● Reading text:
Winter Photos… Sans The Snow (Part Two)

Icicle, originally uploaded by foolscircle.

Photo Details:
Camera: Nikon D80
F-Stop: f/29
Focal Length: 120 mm
Exposure Bias: —
Shutter Speed: 1/200
ISO: 100

As I’ve said before, taking winter photos is a pain when you don’t have any snow to work with. My last post discussed how I finally captured a couple of interesting shots down at Donner Lake, which is near my family’s house in Truckee, CA.

The weekend before that, I simply decided to walk around our house and see what kind of wintry photos I could snag without going ambling more than 25 feet away from the building. I started out on our front deck, where a couple of sizable icicles were hanging off the roof. The main problem with photographing icicles is that they often can amplify or distort the background; this can prove to be really problematic when you just want to capture and highlight the textures of the watery stalactites. Since I was shooting photos on a sunny afternoon, I was getting a lot of colors in the background which prevented the icicles from becoming the real focus of my photos.

● Problems to work on:
**1)** Summarize the post about winter photos without snow in two sentences.
**2)** From the post's photo details, list every setting that is given as a number, along with its value.

● Supplied records:
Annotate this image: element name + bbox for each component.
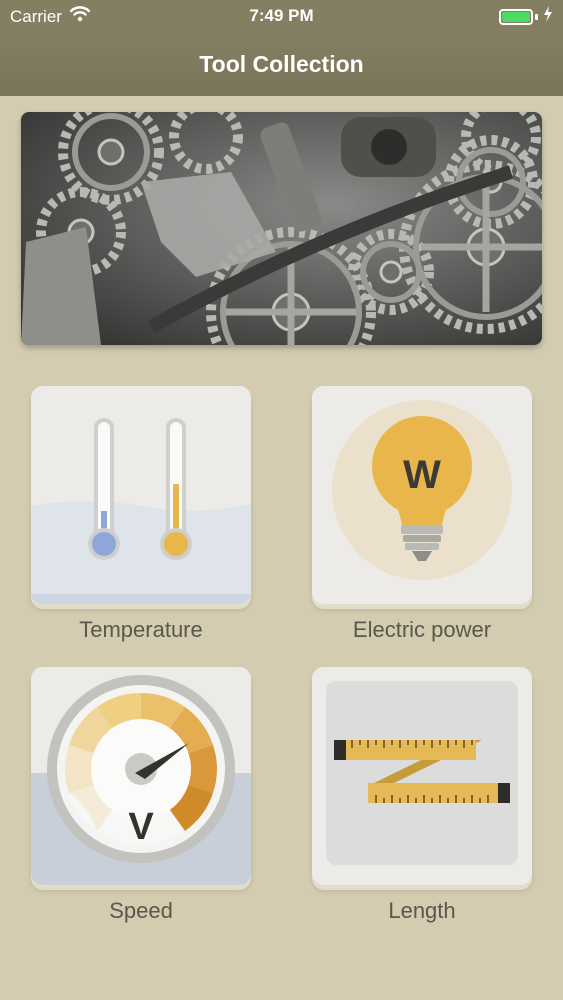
watt-symbol: W [403,453,441,497]
electric-power-tile[interactable]: W [312,386,532,604]
status-bar: Carrier 7:49 PM [0,0,563,32]
length-label: Length [388,898,456,923]
hero-image [21,112,542,345]
measuring-tape-icon [312,667,532,885]
temperature-tile[interactable] [31,386,251,604]
clock: 7:49 PM [249,6,314,25]
lightbulb-icon: W [312,386,532,604]
page-title: Tool Collection [199,51,364,77]
speed-label: Speed [109,898,173,923]
length-tile[interactable] [312,667,532,885]
electric-power-label: Electric power [352,617,492,642]
nav-bar: Tool Collection [0,32,563,96]
charging-bolt-icon [543,6,553,27]
battery-cap [535,13,538,20]
velocity-symbol: V [128,806,154,848]
speedometer-icon: V [31,667,251,885]
battery-icon [499,8,533,25]
temperature-label: Temperature [79,617,203,642]
status-right [499,6,553,27]
gears-photo-illustration [21,112,542,345]
thermometer-icon [31,386,251,604]
speed-tile[interactable]: V [31,667,251,885]
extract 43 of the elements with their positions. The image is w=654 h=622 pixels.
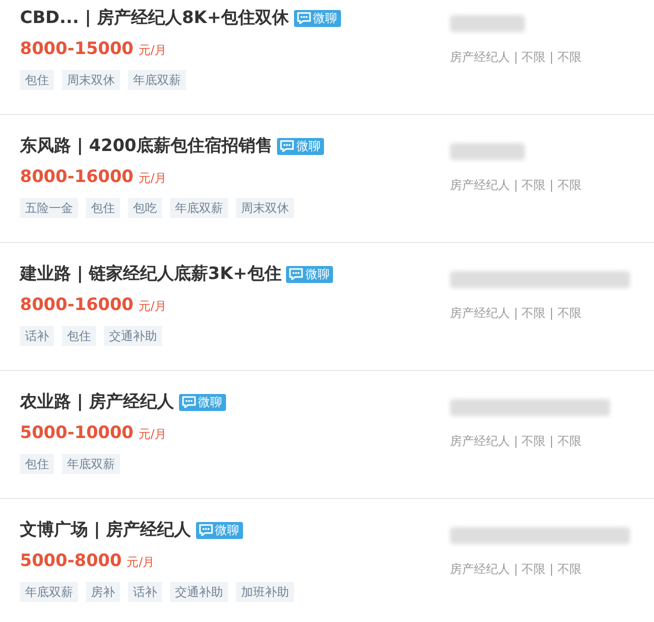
salary-unit: 元/月 <box>138 298 167 315</box>
job-title[interactable]: CBD... | 房产经纪人8K+包住双休 <box>20 6 290 30</box>
salary-unit: 元/月 <box>138 426 167 443</box>
job-requirements: 房产经纪人 | 不限 | 不限 <box>450 305 582 322</box>
benefit-tag: 话补 <box>20 326 54 346</box>
salary-range: 5000-8000 <box>20 550 122 572</box>
job-title[interactable]: 农业路 | 房产经纪人 <box>20 390 174 414</box>
salary-unit: 元/月 <box>126 554 155 571</box>
salary-unit: 元/月 <box>138 170 167 187</box>
job-title[interactable]: 文博广场 | 房产经纪人 <box>20 518 192 542</box>
salary-range: 8000-15000 <box>20 38 134 60</box>
job-requirements: 房产经纪人 | 不限 | 不限 <box>450 433 582 450</box>
salary-unit: 元/月 <box>138 42 167 59</box>
benefit-tag: 话补 <box>128 582 162 602</box>
benefit-tag: 年底双薪 <box>170 198 228 218</box>
salary-range: 5000-10000 <box>20 422 134 444</box>
benefit-tag: 包住 <box>20 454 54 474</box>
salary-range: 8000-16000 <box>20 294 134 316</box>
job-requirements: 房产经纪人 | 不限 | 不限 <box>450 561 582 578</box>
benefit-tag: 加班补助 <box>236 582 294 602</box>
benefit-tag: 包吃 <box>128 198 162 218</box>
chat-bubble-icon <box>289 268 304 280</box>
benefit-tag: 房补 <box>86 582 120 602</box>
chat-bubble-icon <box>199 524 214 536</box>
benefit-tag: 周末双休 <box>62 70 120 90</box>
salary-range: 8000-16000 <box>20 166 134 188</box>
benefit-tag: 年底双薪 <box>20 582 78 602</box>
benefit-tag: 包住 <box>20 70 54 90</box>
benefit-tag: 年底双薪 <box>62 454 120 474</box>
benefit-tag: 交通补助 <box>170 582 228 602</box>
benefit-tag: 包住 <box>62 326 96 346</box>
job-requirements: 房产经纪人 | 不限 | 不限 <box>450 177 582 194</box>
benefit-tag: 年底双薪 <box>128 70 186 90</box>
benefit-tag: 五险一金 <box>20 198 78 218</box>
benefit-tag: 交通补助 <box>104 326 162 346</box>
benefit-tag: 周末双休 <box>236 198 294 218</box>
chat-bubble-icon <box>182 396 196 408</box>
job-title[interactable]: 建业路 | 链家经纪人底薪3K+包住 <box>20 262 282 286</box>
job-requirements: 房产经纪人 | 不限 | 不限 <box>450 49 582 66</box>
benefit-tag: 包住 <box>86 198 120 218</box>
job-title[interactable]: 东风路 | 4200底薪包住宿招销售 <box>20 134 272 158</box>
chat-bubble-icon <box>297 12 312 24</box>
chat-bubble-icon <box>280 140 294 152</box>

● Answer set:
**1)** Finding winter photography difficult without snow, the writer spent the weekend before a Donner Lake shoot near the family's house in Truckee, CA, looking for wintry photos within 25 feet of the house. On the front deck, large icicles hung from the roof, but on a sunny afternoon the background colors, which icicles can amplify or distort, kept them from being the real focus of the photos.

**2)**
F-Stop: f/29
Focal Length: 120 mm
Shutter Speed: 1/200
ISO: 100